GIVEN INFORMATION →
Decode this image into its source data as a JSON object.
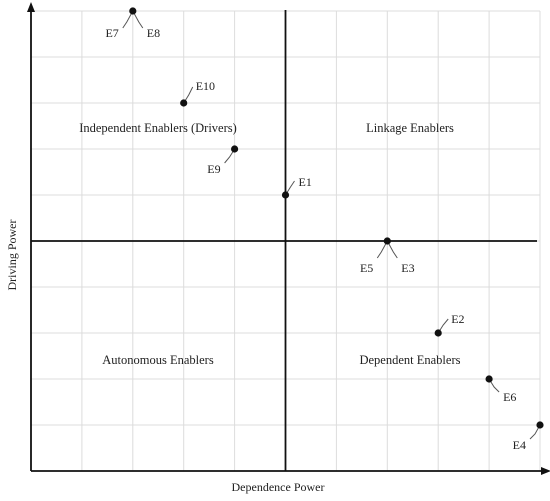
{
  "chart_data": {
    "type": "scatter",
    "title": "",
    "xlabel": "Dependence Power",
    "ylabel": "Driving Power",
    "xlim": [
      0,
      10
    ],
    "ylim": [
      0,
      10
    ],
    "grid": true,
    "midpoint": {
      "x": 5,
      "y": 5
    },
    "quadrants": {
      "top_left": "Independent Enablers (Drivers)",
      "top_right": "Linkage Enablers",
      "bottom_left": "Autonomous Enablers",
      "bottom_right": "Dependent Enablers"
    },
    "points": [
      {
        "x": 2,
        "y": 10,
        "labels": [
          "E7",
          "E8"
        ]
      },
      {
        "x": 3,
        "y": 8,
        "labels": [
          "E10"
        ]
      },
      {
        "x": 4,
        "y": 7,
        "labels": [
          "E9"
        ]
      },
      {
        "x": 5,
        "y": 6,
        "labels": [
          "E1"
        ]
      },
      {
        "x": 7,
        "y": 5,
        "labels": [
          "E5",
          "E3"
        ]
      },
      {
        "x": 8,
        "y": 3,
        "labels": [
          "E2"
        ]
      },
      {
        "x": 9,
        "y": 2,
        "labels": [
          "E6"
        ]
      },
      {
        "x": 10,
        "y": 1,
        "labels": [
          "E4"
        ]
      }
    ]
  }
}
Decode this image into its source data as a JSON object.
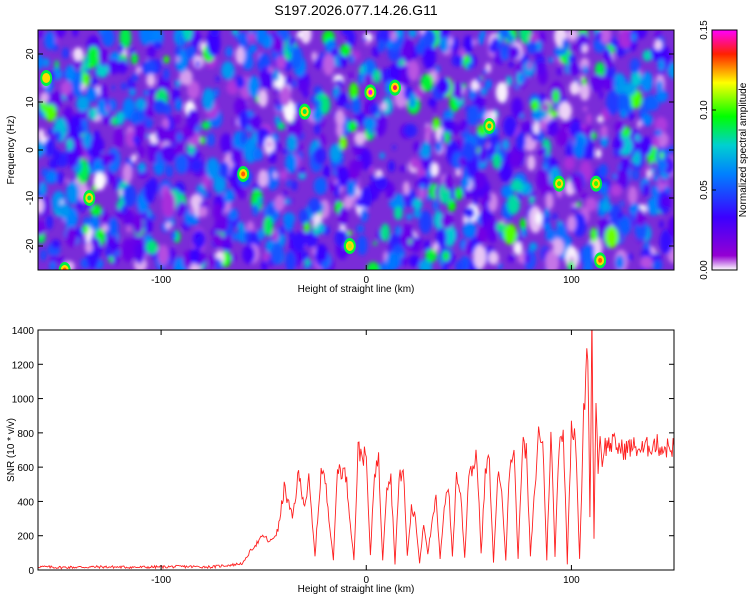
{
  "chart_data": [
    {
      "type": "heatmap",
      "title": "S197.2026.077.14.26.G11",
      "xlabel": "Height of straight line (km)",
      "ylabel": "Frequency (Hz)",
      "xlim": [
        -160,
        150
      ],
      "ylim": [
        -25,
        25
      ],
      "xticks": [
        -100,
        0,
        100
      ],
      "yticks": [
        -20,
        -10,
        0,
        10,
        20
      ],
      "colorbar": {
        "label": "Normalized spectral amplitude",
        "range": [
          0,
          0.15
        ],
        "ticks": [
          "0.00",
          "0.05",
          "0.10",
          "0.15"
        ],
        "colormap": [
          "#ffffff",
          "#9400d3",
          "#0000ff",
          "#00bfff",
          "#00ff00",
          "#ffff00",
          "#ff0000",
          "#ff00ff"
        ]
      },
      "hotspots": [
        {
          "x": 2,
          "y": 12,
          "value": 0.15
        },
        {
          "x": 14,
          "y": 13,
          "value": 0.14
        },
        {
          "x": -60,
          "y": -5,
          "value": 0.13
        },
        {
          "x": -156,
          "y": 15,
          "value": 0.12
        },
        {
          "x": -147,
          "y": -25,
          "value": 0.13
        },
        {
          "x": 114,
          "y": -23,
          "value": 0.13
        },
        {
          "x": -8,
          "y": -20,
          "value": 0.11
        },
        {
          "x": 94,
          "y": -7,
          "value": 0.1
        },
        {
          "x": 112,
          "y": -7,
          "value": 0.1
        },
        {
          "x": -135,
          "y": -10,
          "value": 0.09
        },
        {
          "x": 60,
          "y": 5,
          "value": 0.09
        },
        {
          "x": -30,
          "y": 8,
          "value": 0.09
        }
      ]
    },
    {
      "type": "line",
      "xlabel": "Height of straight line (km)",
      "ylabel": "SNR (10 * v/v)",
      "xlim": [
        -160,
        150
      ],
      "ylim": [
        0,
        1400
      ],
      "xticks": [
        -100,
        0,
        100
      ],
      "yticks": [
        0,
        200,
        400,
        600,
        800,
        1000,
        1200,
        1400
      ],
      "series": [
        {
          "name": "SNR",
          "color": "#ff2020",
          "x": [
            -160,
            -150,
            -130,
            -110,
            -90,
            -75,
            -70,
            -65,
            -60,
            -56,
            -50,
            -47,
            -43,
            -40,
            -36,
            -33,
            -30,
            -28,
            -25,
            -22,
            -20,
            -16,
            -14,
            -10,
            -6,
            -4,
            0,
            2,
            4,
            6,
            8,
            10,
            12,
            14,
            16,
            18,
            20,
            22,
            24,
            26,
            28,
            30,
            34,
            36,
            38,
            40,
            42,
            44,
            46,
            48,
            50,
            52,
            54,
            56,
            58,
            60,
            62,
            64,
            66,
            68,
            70,
            72,
            74,
            76,
            78,
            80,
            84,
            86,
            88,
            90,
            92,
            94,
            96,
            98,
            100,
            102,
            104,
            106,
            108,
            109,
            110,
            111,
            112,
            113,
            114,
            115,
            116,
            120,
            125,
            130,
            135,
            140,
            145,
            150
          ],
          "y": [
            20,
            15,
            18,
            16,
            20,
            18,
            25,
            30,
            40,
            120,
            200,
            160,
            230,
            480,
            300,
            560,
            380,
            520,
            80,
            580,
            520,
            60,
            600,
            560,
            60,
            700,
            650,
            80,
            580,
            640,
            60,
            500,
            540,
            40,
            520,
            600,
            80,
            360,
            300,
            40,
            280,
            100,
            420,
            60,
            380,
            500,
            80,
            560,
            440,
            70,
            580,
            600,
            660,
            90,
            560,
            640,
            40,
            540,
            500,
            60,
            620,
            700,
            60,
            720,
            690,
            80,
            800,
            760,
            60,
            820,
            80,
            760,
            820,
            40,
            860,
            800,
            60,
            900,
            1320,
            300,
            1400,
            200,
            1000,
            600,
            760,
            640,
            720,
            740,
            700,
            720,
            700,
            740,
            710,
            720
          ]
        }
      ]
    }
  ]
}
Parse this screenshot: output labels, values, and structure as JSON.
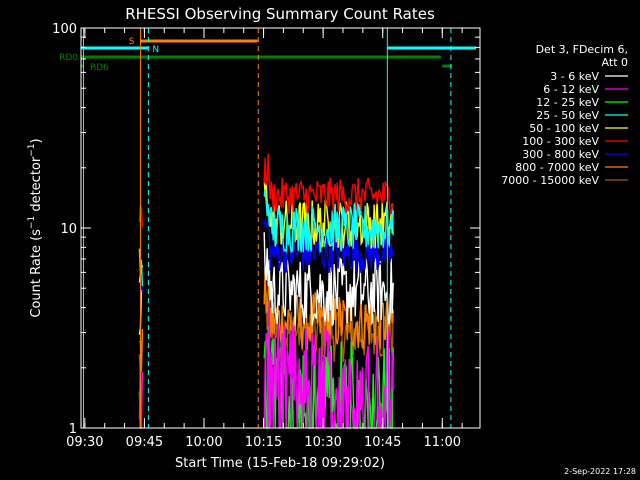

STATED PROBLEM → Copy the listing exactly. Any image in it stays out of the copy.

TASK RESPONSE →
Decode this image into its source data as a JSON object.
{
  "chart_data": {
    "type": "scatter",
    "title": "",
    "xlabel": "Dependence Power",
    "ylabel": "Driving Power",
    "xlim": [
      0,
      10
    ],
    "ylim": [
      0,
      10
    ],
    "grid": true,
    "midpoint": {
      "x": 5,
      "y": 5
    },
    "quadrants": {
      "top_left": "Independent Enablers (Drivers)",
      "top_right": "Linkage Enablers",
      "bottom_left": "Autonomous Enablers",
      "bottom_right": "Dependent Enablers"
    },
    "points": [
      {
        "x": 2,
        "y": 10,
        "labels": [
          "E7",
          "E8"
        ]
      },
      {
        "x": 3,
        "y": 8,
        "labels": [
          "E10"
        ]
      },
      {
        "x": 4,
        "y": 7,
        "labels": [
          "E9"
        ]
      },
      {
        "x": 5,
        "y": 6,
        "labels": [
          "E1"
        ]
      },
      {
        "x": 7,
        "y": 5,
        "labels": [
          "E5",
          "E3"
        ]
      },
      {
        "x": 8,
        "y": 3,
        "labels": [
          "E2"
        ]
      },
      {
        "x": 9,
        "y": 2,
        "labels": [
          "E6"
        ]
      },
      {
        "x": 10,
        "y": 1,
        "labels": [
          "E4"
        ]
      }
    ]
  }
}
Decode this image into its source data as a JSON object.
{
  "chart_data": [
    {
      "type": "heatmap",
      "title": "S197.2026.077.14.26.G11",
      "xlabel": "Height of straight line (km)",
      "ylabel": "Frequency (Hz)",
      "xlim": [
        -160,
        150
      ],
      "ylim": [
        -25,
        25
      ],
      "xticks": [
        -100,
        0,
        100
      ],
      "yticks": [
        -20,
        -10,
        0,
        10,
        20
      ],
      "colorbar": {
        "label": "Normalized spectral amplitude",
        "range": [
          0,
          0.15
        ],
        "ticks": [
          "0.00",
          "0.05",
          "0.10",
          "0.15"
        ],
        "colormap": [
          "#ffffff",
          "#9400d3",
          "#0000ff",
          "#00bfff",
          "#00ff00",
          "#ffff00",
          "#ff0000",
          "#ff00ff"
        ]
      },
      "hotspots": [
        {
          "x": 2,
          "y": 12,
          "value": 0.15
        },
        {
          "x": 14,
          "y": 13,
          "value": 0.14
        },
        {
          "x": -60,
          "y": -5,
          "value": 0.13
        },
        {
          "x": -156,
          "y": 15,
          "value": 0.12
        },
        {
          "x": -147,
          "y": -25,
          "value": 0.13
        },
        {
          "x": 114,
          "y": -23,
          "value": 0.13
        },
        {
          "x": -8,
          "y": -20,
          "value": 0.11
        },
        {
          "x": 94,
          "y": -7,
          "value": 0.1
        },
        {
          "x": 112,
          "y": -7,
          "value": 0.1
        },
        {
          "x": -135,
          "y": -10,
          "value": 0.09
        },
        {
          "x": 60,
          "y": 5,
          "value": 0.09
        },
        {
          "x": -30,
          "y": 8,
          "value": 0.09
        }
      ]
    },
    {
      "type": "line",
      "xlabel": "Height of straight line (km)",
      "ylabel": "SNR (10 * v/v)",
      "xlim": [
        -160,
        150
      ],
      "ylim": [
        0,
        1400
      ],
      "xticks": [
        -100,
        0,
        100
      ],
      "yticks": [
        0,
        200,
        400,
        600,
        800,
        1000,
        1200,
        1400
      ],
      "series": [
        {
          "name": "SNR",
          "color": "#ff2020",
          "x": [
            -160,
            -150,
            -130,
            -110,
            -90,
            -75,
            -70,
            -65,
            -60,
            -56,
            -50,
            -47,
            -43,
            -40,
            -36,
            -33,
            -30,
            -28,
            -25,
            -22,
            -20,
            -16,
            -14,
            -10,
            -6,
            -4,
            0,
            2,
            4,
            6,
            8,
            10,
            12,
            14,
            16,
            18,
            20,
            22,
            24,
            26,
            28,
            30,
            34,
            36,
            38,
            40,
            42,
            44,
            46,
            48,
            50,
            52,
            54,
            56,
            58,
            60,
            62,
            64,
            66,
            68,
            70,
            72,
            74,
            76,
            78,
            80,
            84,
            86,
            88,
            90,
            92,
            94,
            96,
            98,
            100,
            102,
            104,
            106,
            108,
            109,
            110,
            111,
            112,
            113,
            114,
            115,
            116,
            120,
            125,
            130,
            135,
            140,
            145,
            150
          ],
          "y": [
            20,
            15,
            18,
            16,
            20,
            18,
            25,
            30,
            40,
            120,
            200,
            160,
            230,
            480,
            300,
            560,
            380,
            520,
            80,
            580,
            520,
            60,
            600,
            560,
            60,
            700,
            650,
            80,
            580,
            640,
            60,
            500,
            540,
            40,
            520,
            600,
            80,
            360,
            300,
            40,
            280,
            100,
            420,
            60,
            380,
            500,
            80,
            560,
            440,
            70,
            580,
            600,
            660,
            90,
            560,
            640,
            40,
            540,
            500,
            60,
            620,
            700,
            60,
            720,
            690,
            80,
            800,
            760,
            60,
            820,
            80,
            760,
            820,
            40,
            860,
            800,
            60,
            900,
            1320,
            300,
            1400,
            200,
            1000,
            600,
            760,
            640,
            720,
            740,
            700,
            720,
            700,
            740,
            710,
            720
          ]
        }
      ]
    }
  ]
}
Parse this screenshot: output labels, values, and structure as JSON.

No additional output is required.